### GOAL OF THE EXERCISE:
Copy word for word the part of the cue-validity results text from "A one-way repeated-measures" to "with t(9) = −4.48 p = 0.001.".

### EXCERPTED TEXT:
■ ■ ■ ■

A one-way repeated-measures analysis of variance (ANOVA) on the mean detection accuracy statistically confirmed a main effect of the factor Cue validity, with F(2,18) = 27.27, p < 0.001. We also calculated planned contrasts in form of paired t-tests to confirm the direction of the attentional modulation effect: participants were significantly better in detecting repetition targets in the valid then in the invalid cueing condition, t(9) = 5.44, p < 0.001 and then in the neutral cueing condition, with t(9) = 5.18, p < 0.001. Also a paired t-test comparison between invalid cueing condition and neutral cueing condition revealed a significant better accuracy in detecting the target in the neutral condition, with t(9) = −4.48 p = 0.001.

Reaction times

An analysis of the response times revealed congruent cue-validity effects. The numeric values of the average reaction time performance in the six experimental conditions are provided in Table 2. A one-way repeated-measure analysis of variance (ANOVA) on mean reaction times revealed a main effect of factor Cue validity, F(2,18) = 19.25, p < 0.001. To investigate the direction of the observed effects, planned contrasts in form of paired t-tests were performed between the valid, invalid and neutral cuing conditions. Participant were significantly faster identifying targets in the valid compared to the invalid cue condition, with t(9) = −5.25, p = 0.001, and compared to the neutral cue, with t(9) = −5.34, p = 0.001. A paired t-test between invalid and neutral condition revealed no significant effects, with t(9) = 1.7 p = 0.12. These cue-validity effects on mean reaction times are therefore consistent with the analysis of the detection accuracy data.

■ ■ ■ ■

### LISTED RECORDS:
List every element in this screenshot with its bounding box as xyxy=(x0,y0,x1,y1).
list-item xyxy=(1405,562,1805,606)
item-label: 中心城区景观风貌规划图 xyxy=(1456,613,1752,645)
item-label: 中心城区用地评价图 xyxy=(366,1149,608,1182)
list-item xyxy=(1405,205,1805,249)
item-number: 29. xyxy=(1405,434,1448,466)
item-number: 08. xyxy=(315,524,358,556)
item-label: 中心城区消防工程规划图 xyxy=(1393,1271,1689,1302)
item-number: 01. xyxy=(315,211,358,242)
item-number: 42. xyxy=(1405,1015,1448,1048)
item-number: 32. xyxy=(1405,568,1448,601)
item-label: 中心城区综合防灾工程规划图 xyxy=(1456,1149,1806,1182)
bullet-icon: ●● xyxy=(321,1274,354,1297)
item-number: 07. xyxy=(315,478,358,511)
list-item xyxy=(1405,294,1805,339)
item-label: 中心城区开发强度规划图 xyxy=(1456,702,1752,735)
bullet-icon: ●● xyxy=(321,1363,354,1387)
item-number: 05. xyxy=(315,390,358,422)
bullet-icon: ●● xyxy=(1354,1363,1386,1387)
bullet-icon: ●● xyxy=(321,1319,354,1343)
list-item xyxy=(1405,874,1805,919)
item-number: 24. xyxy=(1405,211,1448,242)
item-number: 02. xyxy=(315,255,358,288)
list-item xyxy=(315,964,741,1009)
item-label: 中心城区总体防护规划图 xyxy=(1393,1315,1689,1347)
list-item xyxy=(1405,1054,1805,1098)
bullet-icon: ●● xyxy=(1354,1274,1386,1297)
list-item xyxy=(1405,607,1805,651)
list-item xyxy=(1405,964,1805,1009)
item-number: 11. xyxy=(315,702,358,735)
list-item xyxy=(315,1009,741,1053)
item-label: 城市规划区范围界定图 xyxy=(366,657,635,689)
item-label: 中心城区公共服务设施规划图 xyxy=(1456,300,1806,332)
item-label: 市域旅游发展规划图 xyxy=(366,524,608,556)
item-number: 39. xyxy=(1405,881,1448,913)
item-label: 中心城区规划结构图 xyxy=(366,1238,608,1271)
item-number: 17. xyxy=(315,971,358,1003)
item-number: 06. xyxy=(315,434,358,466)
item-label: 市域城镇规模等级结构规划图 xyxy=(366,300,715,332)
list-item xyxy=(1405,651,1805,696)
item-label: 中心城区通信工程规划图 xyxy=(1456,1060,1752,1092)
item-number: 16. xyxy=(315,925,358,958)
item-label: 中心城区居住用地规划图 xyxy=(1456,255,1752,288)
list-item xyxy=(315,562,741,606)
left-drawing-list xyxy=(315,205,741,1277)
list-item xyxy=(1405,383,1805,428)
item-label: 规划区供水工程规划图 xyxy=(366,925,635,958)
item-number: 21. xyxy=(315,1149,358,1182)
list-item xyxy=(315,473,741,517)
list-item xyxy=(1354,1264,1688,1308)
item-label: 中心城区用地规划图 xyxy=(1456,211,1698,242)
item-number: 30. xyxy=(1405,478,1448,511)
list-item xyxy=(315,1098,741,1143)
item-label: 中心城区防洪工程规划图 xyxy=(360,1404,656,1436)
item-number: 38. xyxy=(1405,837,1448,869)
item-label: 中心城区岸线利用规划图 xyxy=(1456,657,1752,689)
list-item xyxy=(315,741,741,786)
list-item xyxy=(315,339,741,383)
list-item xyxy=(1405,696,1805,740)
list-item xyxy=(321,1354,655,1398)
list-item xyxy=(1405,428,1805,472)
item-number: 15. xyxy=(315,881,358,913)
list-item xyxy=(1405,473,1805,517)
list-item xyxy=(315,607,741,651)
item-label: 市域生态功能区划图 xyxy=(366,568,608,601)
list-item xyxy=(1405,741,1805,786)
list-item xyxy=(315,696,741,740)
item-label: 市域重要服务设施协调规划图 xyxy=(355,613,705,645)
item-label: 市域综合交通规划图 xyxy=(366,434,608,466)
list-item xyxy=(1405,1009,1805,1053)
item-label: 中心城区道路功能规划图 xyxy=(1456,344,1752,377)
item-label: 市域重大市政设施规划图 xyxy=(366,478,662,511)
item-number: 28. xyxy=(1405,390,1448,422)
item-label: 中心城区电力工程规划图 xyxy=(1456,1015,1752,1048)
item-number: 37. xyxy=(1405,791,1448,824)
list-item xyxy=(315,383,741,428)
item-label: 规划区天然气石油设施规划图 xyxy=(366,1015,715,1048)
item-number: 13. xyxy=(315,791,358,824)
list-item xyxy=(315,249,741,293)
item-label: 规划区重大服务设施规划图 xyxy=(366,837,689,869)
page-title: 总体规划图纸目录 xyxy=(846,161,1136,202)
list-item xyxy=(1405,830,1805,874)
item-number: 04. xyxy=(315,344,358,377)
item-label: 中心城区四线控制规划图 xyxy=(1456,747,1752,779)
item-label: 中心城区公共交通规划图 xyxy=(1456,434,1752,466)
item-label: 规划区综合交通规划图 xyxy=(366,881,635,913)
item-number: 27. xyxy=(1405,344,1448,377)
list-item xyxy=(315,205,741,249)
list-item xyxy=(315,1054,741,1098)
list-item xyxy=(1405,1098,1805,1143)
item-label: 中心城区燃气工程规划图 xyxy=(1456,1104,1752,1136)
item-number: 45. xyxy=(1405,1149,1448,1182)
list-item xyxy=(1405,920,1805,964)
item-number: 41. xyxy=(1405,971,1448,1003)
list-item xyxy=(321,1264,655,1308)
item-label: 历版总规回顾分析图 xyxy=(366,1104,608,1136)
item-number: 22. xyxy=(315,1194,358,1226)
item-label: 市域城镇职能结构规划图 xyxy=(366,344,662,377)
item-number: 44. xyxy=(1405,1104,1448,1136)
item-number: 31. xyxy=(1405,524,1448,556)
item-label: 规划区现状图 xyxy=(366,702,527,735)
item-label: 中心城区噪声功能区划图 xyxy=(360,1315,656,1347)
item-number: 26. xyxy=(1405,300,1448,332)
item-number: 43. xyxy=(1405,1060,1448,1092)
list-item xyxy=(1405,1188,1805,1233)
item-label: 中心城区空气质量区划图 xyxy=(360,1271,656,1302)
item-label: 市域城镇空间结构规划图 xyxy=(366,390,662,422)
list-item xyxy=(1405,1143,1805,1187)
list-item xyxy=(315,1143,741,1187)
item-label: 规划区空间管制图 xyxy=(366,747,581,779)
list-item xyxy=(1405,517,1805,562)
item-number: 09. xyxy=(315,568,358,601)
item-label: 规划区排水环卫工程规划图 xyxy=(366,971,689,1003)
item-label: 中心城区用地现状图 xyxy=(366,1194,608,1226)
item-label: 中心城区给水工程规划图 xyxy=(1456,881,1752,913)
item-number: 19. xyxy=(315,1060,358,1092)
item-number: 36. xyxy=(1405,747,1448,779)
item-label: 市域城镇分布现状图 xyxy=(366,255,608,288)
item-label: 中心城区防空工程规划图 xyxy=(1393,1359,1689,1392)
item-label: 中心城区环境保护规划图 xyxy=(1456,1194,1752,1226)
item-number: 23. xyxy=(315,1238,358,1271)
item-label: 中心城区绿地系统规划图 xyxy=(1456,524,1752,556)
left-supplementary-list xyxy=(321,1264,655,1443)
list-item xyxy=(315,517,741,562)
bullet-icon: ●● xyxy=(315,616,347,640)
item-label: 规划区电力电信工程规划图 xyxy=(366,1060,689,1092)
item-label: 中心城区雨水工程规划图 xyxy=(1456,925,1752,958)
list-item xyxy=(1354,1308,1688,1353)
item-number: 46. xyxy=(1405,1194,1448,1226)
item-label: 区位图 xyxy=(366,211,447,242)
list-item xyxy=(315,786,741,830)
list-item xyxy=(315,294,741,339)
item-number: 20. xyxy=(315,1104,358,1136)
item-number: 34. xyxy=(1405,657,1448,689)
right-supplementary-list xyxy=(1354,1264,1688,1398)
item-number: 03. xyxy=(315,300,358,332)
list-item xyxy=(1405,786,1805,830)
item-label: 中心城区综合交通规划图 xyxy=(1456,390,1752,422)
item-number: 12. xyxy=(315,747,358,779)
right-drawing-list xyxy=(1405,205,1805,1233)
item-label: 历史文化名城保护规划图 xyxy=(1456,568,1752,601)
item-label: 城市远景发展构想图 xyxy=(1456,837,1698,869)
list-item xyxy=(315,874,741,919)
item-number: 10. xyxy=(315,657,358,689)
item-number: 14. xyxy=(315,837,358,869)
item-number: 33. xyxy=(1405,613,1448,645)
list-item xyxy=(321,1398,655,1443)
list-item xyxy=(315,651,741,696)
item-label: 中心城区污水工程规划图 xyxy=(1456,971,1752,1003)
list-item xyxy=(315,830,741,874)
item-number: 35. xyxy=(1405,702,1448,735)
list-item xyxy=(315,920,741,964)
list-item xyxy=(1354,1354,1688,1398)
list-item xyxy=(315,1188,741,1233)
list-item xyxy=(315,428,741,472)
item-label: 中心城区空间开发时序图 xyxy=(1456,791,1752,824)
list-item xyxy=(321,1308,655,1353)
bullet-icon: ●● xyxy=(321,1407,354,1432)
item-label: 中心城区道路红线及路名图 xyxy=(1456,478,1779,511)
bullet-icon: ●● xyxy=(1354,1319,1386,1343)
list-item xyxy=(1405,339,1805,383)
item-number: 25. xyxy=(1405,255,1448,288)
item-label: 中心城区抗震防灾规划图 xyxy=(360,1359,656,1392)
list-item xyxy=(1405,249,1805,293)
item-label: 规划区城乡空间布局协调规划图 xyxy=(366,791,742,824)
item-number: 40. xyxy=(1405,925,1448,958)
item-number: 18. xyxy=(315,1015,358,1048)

■ ■ ■ ■

### SOLUTION BELOW:
A one-way repeated-measures analysis of variance (ANOVA) on the mean detection accuracy statistically confirmed a main effect of the factor Cue validity, with F(2,18) = 27.27, p < 0.001. We also calculated planned contrasts in form of paired t-tests to confirm the direction of the attentional modulation effect: participants were significantly better in detecting repetition targets in the valid then in the invalid cueing condition, t(9) = 5.44, p < 0.001 and then in the neutral cueing condition, with t(9) = 5.18, p < 0.001. Also a paired t-test comparison between invalid cueing condition and neutral cueing condition revealed a significant better accuracy in detecting the target in the neutral condition, with t(9) = −4.48 p = 0.001.